═══ DATASET EXTRACT ═══
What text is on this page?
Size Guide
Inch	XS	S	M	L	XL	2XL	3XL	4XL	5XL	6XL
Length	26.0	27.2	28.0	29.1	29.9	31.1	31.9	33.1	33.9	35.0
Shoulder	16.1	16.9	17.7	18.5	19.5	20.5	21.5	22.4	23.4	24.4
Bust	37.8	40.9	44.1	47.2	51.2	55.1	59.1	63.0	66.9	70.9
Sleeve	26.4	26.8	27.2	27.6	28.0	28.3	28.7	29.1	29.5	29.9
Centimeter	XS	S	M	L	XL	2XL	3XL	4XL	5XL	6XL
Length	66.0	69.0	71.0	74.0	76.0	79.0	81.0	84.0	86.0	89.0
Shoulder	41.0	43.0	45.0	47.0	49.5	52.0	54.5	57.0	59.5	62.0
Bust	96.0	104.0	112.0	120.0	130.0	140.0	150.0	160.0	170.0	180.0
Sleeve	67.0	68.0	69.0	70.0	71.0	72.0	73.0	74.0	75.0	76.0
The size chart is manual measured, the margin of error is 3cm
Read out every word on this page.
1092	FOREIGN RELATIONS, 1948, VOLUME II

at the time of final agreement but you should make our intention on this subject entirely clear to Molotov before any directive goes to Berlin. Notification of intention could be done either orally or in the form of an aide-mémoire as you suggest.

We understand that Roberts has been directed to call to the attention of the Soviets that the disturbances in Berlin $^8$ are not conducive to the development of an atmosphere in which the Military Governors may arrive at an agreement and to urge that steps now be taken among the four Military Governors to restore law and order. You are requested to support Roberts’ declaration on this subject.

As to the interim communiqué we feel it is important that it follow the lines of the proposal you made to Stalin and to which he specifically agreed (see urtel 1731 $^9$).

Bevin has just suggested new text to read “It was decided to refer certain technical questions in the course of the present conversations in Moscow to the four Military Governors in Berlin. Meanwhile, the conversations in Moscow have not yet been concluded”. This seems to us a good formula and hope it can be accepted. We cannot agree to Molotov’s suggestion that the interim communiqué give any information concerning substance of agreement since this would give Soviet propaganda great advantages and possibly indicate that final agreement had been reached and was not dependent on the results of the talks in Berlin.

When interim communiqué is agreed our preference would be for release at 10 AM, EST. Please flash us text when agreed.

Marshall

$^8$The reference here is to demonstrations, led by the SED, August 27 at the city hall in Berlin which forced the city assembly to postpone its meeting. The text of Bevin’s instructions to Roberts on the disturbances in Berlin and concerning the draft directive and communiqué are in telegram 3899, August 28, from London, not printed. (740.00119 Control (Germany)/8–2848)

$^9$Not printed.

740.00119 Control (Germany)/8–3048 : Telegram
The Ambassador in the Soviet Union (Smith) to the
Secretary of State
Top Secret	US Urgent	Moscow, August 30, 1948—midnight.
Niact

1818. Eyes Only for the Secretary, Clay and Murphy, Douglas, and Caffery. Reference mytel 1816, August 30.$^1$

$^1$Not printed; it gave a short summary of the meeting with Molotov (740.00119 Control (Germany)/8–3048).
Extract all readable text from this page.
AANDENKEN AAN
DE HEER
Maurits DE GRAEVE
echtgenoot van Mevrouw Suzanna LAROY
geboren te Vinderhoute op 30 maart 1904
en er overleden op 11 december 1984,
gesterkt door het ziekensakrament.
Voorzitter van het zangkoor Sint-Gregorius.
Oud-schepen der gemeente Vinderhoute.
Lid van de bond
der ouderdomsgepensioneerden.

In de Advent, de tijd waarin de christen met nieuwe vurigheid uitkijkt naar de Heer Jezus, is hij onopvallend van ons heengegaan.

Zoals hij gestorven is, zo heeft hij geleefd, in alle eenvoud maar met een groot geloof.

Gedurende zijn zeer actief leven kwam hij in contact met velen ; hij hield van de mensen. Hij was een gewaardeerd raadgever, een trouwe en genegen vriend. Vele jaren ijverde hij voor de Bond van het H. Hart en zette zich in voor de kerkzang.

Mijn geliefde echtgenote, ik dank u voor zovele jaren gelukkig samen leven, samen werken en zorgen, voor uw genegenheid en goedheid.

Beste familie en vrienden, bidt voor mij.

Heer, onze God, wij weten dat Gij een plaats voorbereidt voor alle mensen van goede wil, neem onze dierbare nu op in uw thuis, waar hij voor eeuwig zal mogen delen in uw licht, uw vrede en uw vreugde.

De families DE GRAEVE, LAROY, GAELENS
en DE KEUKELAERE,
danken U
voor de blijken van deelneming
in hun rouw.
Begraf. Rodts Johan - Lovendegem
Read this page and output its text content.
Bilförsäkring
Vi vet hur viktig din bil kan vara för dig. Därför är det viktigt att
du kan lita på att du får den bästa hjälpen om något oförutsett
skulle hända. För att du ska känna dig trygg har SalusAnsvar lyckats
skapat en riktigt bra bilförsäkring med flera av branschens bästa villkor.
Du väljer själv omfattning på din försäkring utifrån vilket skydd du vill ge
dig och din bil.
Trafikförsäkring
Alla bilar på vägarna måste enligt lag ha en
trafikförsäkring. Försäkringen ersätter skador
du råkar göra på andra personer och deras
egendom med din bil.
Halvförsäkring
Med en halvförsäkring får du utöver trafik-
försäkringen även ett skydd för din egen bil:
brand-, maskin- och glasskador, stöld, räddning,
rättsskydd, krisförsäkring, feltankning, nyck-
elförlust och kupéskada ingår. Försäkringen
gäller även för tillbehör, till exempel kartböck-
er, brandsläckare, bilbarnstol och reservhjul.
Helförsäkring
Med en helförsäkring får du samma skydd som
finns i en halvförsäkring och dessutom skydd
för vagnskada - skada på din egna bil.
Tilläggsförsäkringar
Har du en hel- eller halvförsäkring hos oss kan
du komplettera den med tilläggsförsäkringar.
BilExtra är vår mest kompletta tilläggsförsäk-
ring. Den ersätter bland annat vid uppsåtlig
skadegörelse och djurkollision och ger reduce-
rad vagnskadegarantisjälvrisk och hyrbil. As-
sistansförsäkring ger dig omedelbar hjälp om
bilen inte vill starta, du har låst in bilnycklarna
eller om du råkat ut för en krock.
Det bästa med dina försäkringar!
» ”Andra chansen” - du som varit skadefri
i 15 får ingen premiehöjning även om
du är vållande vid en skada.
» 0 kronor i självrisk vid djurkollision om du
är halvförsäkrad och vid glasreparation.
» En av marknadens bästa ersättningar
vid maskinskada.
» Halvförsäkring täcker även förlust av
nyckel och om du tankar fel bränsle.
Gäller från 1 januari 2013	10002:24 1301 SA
═══
*WHAT IS BEING ASKED*: Restate all of the entries exactly, please.

*OUTPUT OF THE EXERCISE*:
What text is on this page?
Size Guide
Inch	XS	S	M	L	XL	2XL	3XL	4XL	5XL	6XL
Length	26.0	27.2	28.0	29.1	29.9	31.1	31.9	33.1	33.9	35.0
Shoulder	16.1	16.9	17.7	18.5	19.5	20.5	21.5	22.4	23.4	24.4
Bust	37.8	40.9	44.1	47.2	51.2	55.1	59.1	63.0	66.9	70.9
Sleeve	26.4	26.8	27.2	27.6	28.0	28.3	28.7	29.1	29.5	29.9
Centimeter	XS	S	M	L	XL	2XL	3XL	4XL	5XL	6XL
Length	66.0	69.0	71.0	74.0	76.0	79.0	81.0	84.0	86.0	89.0
Shoulder	41.0	43.0	45.0	47.0	49.5	52.0	54.5	57.0	59.5	62.0
Bust	96.0	104.0	112.0	120.0	130.0	140.0	150.0	160.0	170.0	180.0
Sleeve	67.0	68.0	69.0	70.0	71.0	72.0	73.0	74.0	75.0	76.0
The size chart is manual measured, the margin of error is 3cm
Read out every word on this page.
1092	FOREIGN RELATIONS, 1948, VOLUME II

at the time of final agreement but you should make our intention on this subject entirely clear to Molotov before any directive goes to Berlin. Notification of intention could be done either orally or in the form of an aide-mémoire as you suggest.

We understand that Roberts has been directed to call to the attention of the Soviets that the disturbances in Berlin $^8$ are not conducive to the development of an atmosphere in which the Military Governors may arrive at an agreement and to urge that steps now be taken among the four Military Governors to restore law and order. You are requested to support Roberts’ declaration on this subject.

As to the interim communiqué we feel it is important that it follow the lines of the proposal you made to Stalin and to which he specifically agreed (see urtel 1731 $^9$).

Bevin has just suggested new text to read “It was decided to refer certain technical questions in the course of the present conversations in Moscow to the four Military Governors in Berlin. Meanwhile, the conversations in Moscow have not yet been concluded”. This seems to us a good formula and hope it can be accepted. We cannot agree to Molotov’s suggestion that the interim communiqué give any information concerning substance of agreement since this would give Soviet propaganda great advantages and possibly indicate that final agreement had been reached and was not dependent on the results of the talks in Berlin.

When interim communiqué is agreed our preference would be for release at 10 AM, EST. Please flash us text when agreed.

Marshall

$^8$The reference here is to demonstrations, led by the SED, August 27 at the city hall in Berlin which forced the city assembly to postpone its meeting. The text of Bevin’s instructions to Roberts on the disturbances in Berlin and concerning the draft directive and communiqué are in telegram 3899, August 28, from London, not printed. (740.00119 Control (Germany)/8–2848)

$^9$Not printed.

740.00119 Control (Germany)/8–3048 : Telegram
The Ambassador in the Soviet Union (Smith) to the
Secretary of State
Top Secret	US Urgent	Moscow, August 30, 1948—midnight.
Niact

1818. Eyes Only for the Secretary, Clay and Murphy, Douglas, and Caffery. Reference mytel 1816, August 30.$^1$

$^1$Not printed; it gave a short summary of the meeting with Molotov (740.00119 Control (Germany)/8–3048).
Extract all readable text from this page.
AANDENKEN AAN
DE HEER
Maurits DE GRAEVE
echtgenoot van Mevrouw Suzanna LAROY
geboren te Vinderhoute op 30 maart 1904
en er overleden op 11 december 1984,
gesterkt door het ziekensakrament.
Voorzitter van het zangkoor Sint-Gregorius.
Oud-schepen der gemeente Vinderhoute.
Lid van de bond
der ouderdomsgepensioneerden.

In de Advent, de tijd waarin de christen met nieuwe vurigheid uitkijkt naar de Heer Jezus, is hij onopvallend van ons heengegaan.

Zoals hij gestorven is, zo heeft hij geleefd, in alle eenvoud maar met een groot geloof.

Gedurende zijn zeer actief leven kwam hij in contact met velen ; hij hield van de mensen. Hij was een gewaardeerd raadgever, een trouwe en genegen vriend. Vele jaren ijverde hij voor de Bond van het H. Hart en zette zich in voor de kerkzang.

Mijn geliefde echtgenote, ik dank u voor zovele jaren gelukkig samen leven, samen werken en zorgen, voor uw genegenheid en goedheid.

Beste familie en vrienden, bidt voor mij.

Heer, onze God, wij weten dat Gij een plaats voorbereidt voor alle mensen van goede wil, neem onze dierbare nu op in uw thuis, waar hij voor eeuwig zal mogen delen in uw licht, uw vrede en uw vreugde.

De families DE GRAEVE, LAROY, GAELENS
en DE KEUKELAERE,
danken U
voor de blijken van deelneming
in hun rouw.
Begraf. Rodts Johan - Lovendegem
Read this page and output its text content.
Bilförsäkring
Vi vet hur viktig din bil kan vara för dig. Därför är det viktigt att
du kan lita på att du får den bästa hjälpen om något oförutsett
skulle hända. För att du ska känna dig trygg har SalusAnsvar lyckats
skapat en riktigt bra bilförsäkring med flera av branschens bästa villkor.
Du väljer själv omfattning på din försäkring utifrån vilket skydd du vill ge
dig och din bil.
Trafikförsäkring
Alla bilar på vägarna måste enligt lag ha en
trafikförsäkring. Försäkringen ersätter skador
du råkar göra på andra personer och deras
egendom med din bil.
Halvförsäkring
Med en halvförsäkring får du utöver trafik-
försäkringen även ett skydd för din egen bil:
brand-, maskin- och glasskador, stöld, räddning,
rättsskydd, krisförsäkring, feltankning, nyck-
elförlust och kupéskada ingår. Försäkringen
gäller även för tillbehör, till exempel kartböck-
er, brandsläckare, bilbarnstol och reservhjul.
Helförsäkring
Med en helförsäkring får du samma skydd som
finns i en halvförsäkring och dessutom skydd
för vagnskada - skada på din egna bil.
Tilläggsförsäkringar
Har du en hel- eller halvförsäkring hos oss kan
du komplettera den med tilläggsförsäkringar.
BilExtra är vår mest kompletta tilläggsförsäk-
ring. Den ersätter bland annat vid uppsåtlig
skadegörelse och djurkollision och ger reduce-
rad vagnskadegarantisjälvrisk och hyrbil. As-
sistansförsäkring ger dig omedelbar hjälp om
bilen inte vill starta, du har låst in bilnycklarna
eller om du råkat ut för en krock.
Det bästa med dina försäkringar!
» ”Andra chansen” - du som varit skadefri
i 15 får ingen premiehöjning även om
du är vållande vid en skada.
» 0 kronor i självrisk vid djurkollision om du
är halvförsäkrad och vid glasreparation.
» En av marknadens bästa ersättningar
vid maskinskada.
» Halvförsäkring täcker även förlust av
nyckel och om du tankar fel bränsle.
Gäller från 1 januari 2013	10002:24 1301 SA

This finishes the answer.